Task prompt - Where a line contains the word "Shift", copy that line.
____
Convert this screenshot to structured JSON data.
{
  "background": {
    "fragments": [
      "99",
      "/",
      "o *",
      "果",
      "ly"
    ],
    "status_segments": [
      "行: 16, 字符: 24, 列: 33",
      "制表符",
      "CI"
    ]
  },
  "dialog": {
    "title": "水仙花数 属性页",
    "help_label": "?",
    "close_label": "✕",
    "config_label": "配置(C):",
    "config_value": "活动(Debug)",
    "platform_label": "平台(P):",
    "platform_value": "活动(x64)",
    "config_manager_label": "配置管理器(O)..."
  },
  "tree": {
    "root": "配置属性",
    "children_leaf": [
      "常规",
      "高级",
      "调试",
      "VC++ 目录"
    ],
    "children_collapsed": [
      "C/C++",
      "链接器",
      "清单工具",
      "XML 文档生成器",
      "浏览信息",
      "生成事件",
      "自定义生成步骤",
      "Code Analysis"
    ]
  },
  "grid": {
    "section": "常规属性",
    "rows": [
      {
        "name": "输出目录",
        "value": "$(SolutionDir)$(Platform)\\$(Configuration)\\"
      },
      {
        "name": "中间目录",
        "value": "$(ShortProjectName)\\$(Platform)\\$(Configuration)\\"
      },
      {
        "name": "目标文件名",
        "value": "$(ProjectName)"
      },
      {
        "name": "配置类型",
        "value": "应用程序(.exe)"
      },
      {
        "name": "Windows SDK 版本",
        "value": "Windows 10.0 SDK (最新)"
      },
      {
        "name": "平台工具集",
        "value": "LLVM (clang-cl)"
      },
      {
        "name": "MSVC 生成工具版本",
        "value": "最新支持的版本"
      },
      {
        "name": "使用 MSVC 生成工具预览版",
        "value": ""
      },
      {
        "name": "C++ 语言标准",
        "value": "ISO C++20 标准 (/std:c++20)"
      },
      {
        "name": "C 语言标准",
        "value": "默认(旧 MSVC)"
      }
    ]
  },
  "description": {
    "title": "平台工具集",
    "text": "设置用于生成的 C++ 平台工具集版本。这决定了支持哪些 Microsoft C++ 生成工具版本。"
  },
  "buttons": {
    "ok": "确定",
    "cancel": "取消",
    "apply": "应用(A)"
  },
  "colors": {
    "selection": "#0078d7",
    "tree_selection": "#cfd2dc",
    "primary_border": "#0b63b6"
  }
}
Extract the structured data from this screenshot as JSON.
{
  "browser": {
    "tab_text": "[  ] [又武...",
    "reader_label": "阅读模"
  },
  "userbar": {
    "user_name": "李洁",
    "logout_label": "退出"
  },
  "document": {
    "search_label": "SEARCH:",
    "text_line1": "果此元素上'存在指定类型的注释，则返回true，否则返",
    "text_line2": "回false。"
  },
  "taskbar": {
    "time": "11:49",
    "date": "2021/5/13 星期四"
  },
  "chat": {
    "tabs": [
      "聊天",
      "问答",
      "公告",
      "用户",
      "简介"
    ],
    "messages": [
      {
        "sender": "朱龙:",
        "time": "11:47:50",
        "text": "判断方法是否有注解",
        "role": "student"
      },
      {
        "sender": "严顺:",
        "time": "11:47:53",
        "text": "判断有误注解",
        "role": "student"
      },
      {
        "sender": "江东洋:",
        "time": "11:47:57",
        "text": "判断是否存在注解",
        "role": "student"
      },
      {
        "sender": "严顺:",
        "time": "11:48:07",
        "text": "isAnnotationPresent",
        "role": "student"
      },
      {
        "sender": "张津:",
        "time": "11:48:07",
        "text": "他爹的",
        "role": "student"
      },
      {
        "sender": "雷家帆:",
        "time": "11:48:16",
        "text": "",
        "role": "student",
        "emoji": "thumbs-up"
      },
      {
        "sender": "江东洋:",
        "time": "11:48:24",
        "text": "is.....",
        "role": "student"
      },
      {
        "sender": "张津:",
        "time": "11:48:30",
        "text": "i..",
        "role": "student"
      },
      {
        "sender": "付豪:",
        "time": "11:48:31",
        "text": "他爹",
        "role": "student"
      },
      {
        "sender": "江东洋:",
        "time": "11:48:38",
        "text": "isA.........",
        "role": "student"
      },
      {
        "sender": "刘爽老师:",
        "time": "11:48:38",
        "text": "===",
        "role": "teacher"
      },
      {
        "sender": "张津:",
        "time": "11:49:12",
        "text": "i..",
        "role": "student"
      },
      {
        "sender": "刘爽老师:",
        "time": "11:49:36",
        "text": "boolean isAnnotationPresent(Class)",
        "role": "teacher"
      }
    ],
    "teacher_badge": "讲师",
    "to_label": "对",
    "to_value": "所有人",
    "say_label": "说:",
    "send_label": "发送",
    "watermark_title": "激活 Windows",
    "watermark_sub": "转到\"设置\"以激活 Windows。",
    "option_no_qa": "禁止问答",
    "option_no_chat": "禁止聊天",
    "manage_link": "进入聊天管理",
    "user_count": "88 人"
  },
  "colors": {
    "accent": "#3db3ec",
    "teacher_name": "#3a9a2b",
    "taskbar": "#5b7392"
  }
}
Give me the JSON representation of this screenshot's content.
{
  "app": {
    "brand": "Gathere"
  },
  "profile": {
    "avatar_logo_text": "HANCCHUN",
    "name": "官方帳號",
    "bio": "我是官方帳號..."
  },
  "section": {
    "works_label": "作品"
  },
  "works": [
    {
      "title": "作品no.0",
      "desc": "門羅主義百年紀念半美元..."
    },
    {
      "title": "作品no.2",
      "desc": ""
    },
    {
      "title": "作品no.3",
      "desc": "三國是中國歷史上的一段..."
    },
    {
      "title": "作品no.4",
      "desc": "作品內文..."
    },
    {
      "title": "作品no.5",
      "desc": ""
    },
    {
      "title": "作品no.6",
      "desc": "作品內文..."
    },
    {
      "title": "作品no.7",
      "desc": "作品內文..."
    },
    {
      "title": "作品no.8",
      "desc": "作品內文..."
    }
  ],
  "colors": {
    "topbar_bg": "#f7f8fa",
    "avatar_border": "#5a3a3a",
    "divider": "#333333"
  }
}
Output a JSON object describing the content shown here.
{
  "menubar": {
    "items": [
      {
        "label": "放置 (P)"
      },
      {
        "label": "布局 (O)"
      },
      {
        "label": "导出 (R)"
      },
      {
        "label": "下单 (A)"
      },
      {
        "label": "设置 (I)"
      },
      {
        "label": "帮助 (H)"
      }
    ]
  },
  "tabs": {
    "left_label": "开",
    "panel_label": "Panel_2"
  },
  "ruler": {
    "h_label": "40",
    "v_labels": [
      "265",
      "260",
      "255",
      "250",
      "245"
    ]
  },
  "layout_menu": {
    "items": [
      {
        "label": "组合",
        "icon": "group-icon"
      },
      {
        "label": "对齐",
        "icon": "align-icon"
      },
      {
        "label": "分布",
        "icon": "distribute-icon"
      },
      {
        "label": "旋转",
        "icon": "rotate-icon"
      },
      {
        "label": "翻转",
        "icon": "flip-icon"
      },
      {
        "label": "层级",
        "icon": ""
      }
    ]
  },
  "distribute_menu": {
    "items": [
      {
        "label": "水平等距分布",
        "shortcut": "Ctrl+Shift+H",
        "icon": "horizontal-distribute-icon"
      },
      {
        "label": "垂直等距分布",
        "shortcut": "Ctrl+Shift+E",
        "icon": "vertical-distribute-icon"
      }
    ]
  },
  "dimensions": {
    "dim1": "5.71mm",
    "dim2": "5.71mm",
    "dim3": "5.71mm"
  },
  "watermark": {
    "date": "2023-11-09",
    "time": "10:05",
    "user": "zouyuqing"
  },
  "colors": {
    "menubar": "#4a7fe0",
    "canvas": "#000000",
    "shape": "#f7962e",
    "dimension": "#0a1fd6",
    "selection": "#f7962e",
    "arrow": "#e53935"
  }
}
____
Completed exercise -
        "shortcut": "Ctrl+Shift+H",
        "shortcut": "Ctrl+Shift+E",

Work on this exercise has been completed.